OBJECTIVE:
Find the number of lines containing the string "pela" in the data. Answer with the number by itself.

INPUT MATERIAL:
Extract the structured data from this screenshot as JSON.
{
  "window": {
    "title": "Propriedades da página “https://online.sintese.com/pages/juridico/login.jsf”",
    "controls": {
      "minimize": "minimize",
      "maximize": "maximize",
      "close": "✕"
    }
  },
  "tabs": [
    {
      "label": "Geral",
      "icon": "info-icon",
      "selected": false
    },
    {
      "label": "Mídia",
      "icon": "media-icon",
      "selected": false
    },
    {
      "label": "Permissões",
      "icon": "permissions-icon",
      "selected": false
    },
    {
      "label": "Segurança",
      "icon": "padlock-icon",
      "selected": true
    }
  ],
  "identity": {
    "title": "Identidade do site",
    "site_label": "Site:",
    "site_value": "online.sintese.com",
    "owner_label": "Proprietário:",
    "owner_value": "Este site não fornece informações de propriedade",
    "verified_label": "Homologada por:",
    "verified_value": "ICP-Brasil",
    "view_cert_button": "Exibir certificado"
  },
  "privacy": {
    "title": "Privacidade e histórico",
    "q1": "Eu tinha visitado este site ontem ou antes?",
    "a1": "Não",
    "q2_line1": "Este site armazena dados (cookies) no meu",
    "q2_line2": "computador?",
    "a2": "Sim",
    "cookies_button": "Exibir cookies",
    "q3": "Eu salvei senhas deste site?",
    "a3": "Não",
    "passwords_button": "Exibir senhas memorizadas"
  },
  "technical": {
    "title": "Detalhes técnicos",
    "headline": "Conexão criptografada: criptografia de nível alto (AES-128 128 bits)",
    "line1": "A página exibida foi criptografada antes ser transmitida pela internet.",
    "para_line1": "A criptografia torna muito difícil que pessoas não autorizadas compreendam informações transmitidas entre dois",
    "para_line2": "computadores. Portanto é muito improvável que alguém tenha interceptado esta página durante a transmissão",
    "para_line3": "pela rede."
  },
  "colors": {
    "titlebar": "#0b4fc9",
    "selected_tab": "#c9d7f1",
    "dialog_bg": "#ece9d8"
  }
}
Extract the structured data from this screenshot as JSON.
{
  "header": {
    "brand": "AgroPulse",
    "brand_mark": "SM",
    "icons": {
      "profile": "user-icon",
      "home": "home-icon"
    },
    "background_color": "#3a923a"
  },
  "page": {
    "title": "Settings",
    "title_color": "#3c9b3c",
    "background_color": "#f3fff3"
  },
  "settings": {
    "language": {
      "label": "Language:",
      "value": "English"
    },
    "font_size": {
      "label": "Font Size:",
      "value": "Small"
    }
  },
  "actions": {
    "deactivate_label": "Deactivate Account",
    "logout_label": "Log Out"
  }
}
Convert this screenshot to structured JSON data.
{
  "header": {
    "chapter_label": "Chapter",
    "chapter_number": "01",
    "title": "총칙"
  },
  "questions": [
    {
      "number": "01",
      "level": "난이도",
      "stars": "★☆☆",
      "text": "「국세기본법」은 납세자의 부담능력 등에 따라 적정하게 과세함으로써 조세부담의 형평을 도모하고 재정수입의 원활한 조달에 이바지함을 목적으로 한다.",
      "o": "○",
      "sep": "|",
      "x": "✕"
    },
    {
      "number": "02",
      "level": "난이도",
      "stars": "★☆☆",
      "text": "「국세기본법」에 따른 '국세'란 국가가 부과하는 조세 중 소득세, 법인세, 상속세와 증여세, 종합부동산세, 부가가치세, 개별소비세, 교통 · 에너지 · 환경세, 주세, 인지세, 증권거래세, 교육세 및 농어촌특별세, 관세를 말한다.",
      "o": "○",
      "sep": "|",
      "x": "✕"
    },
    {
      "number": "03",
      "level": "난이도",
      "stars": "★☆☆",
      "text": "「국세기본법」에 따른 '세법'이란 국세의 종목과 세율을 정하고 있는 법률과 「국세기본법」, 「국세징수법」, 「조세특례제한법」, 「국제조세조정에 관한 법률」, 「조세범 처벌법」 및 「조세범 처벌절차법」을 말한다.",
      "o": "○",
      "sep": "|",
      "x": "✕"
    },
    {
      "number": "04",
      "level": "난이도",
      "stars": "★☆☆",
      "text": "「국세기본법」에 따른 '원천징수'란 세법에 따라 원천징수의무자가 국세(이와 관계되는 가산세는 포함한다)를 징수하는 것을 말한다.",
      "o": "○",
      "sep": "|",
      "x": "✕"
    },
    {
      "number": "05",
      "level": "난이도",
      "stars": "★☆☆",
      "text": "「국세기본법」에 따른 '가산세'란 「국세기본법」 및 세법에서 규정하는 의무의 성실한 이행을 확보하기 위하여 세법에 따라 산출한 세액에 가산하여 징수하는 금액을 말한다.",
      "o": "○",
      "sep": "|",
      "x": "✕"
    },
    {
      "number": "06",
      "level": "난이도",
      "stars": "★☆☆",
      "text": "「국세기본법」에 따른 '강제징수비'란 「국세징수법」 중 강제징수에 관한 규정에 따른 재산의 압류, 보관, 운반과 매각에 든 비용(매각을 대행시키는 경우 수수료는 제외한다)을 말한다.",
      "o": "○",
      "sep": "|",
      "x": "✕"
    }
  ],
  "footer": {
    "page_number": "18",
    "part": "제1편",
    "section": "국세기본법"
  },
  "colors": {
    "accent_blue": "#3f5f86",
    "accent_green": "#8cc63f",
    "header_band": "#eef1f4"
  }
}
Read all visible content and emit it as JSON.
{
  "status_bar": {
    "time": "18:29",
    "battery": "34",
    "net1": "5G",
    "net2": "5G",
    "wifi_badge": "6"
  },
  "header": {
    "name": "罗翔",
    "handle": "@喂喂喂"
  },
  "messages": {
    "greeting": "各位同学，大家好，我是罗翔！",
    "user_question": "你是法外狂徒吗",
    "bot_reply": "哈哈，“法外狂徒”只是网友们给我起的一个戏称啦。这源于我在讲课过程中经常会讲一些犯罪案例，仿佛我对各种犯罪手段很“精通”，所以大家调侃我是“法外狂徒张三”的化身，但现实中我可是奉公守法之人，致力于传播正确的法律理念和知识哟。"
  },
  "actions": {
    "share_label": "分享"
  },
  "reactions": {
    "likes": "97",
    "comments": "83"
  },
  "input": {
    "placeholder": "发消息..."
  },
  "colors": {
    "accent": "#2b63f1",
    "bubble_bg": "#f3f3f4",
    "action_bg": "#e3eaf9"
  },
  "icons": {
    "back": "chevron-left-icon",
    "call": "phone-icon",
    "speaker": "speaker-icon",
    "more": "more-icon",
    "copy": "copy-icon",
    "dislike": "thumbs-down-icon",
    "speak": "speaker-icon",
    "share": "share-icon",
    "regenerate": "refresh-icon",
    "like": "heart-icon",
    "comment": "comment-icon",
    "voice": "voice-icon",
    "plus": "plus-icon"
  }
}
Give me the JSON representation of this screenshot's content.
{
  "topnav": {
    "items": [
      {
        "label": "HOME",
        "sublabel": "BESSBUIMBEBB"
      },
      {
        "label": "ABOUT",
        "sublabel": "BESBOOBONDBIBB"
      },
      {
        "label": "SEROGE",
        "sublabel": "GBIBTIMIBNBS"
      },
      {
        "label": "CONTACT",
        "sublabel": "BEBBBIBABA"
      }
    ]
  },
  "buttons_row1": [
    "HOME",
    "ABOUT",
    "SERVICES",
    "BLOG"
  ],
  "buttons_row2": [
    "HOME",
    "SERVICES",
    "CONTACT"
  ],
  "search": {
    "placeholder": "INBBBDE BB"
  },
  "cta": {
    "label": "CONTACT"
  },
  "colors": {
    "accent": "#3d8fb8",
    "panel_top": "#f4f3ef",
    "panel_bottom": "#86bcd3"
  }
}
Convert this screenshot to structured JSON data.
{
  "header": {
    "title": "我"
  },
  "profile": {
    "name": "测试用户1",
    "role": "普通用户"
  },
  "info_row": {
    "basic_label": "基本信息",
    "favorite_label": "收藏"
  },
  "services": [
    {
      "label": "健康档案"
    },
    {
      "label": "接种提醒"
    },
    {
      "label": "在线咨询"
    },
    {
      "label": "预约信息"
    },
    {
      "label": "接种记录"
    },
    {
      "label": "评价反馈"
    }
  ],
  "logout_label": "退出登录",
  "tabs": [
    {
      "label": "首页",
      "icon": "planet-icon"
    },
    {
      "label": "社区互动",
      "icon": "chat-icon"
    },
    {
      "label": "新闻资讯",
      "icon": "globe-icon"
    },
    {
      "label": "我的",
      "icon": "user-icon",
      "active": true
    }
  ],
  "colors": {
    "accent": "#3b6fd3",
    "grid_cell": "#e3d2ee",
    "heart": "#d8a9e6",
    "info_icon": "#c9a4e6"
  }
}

COMPLETED EXERCISE:
2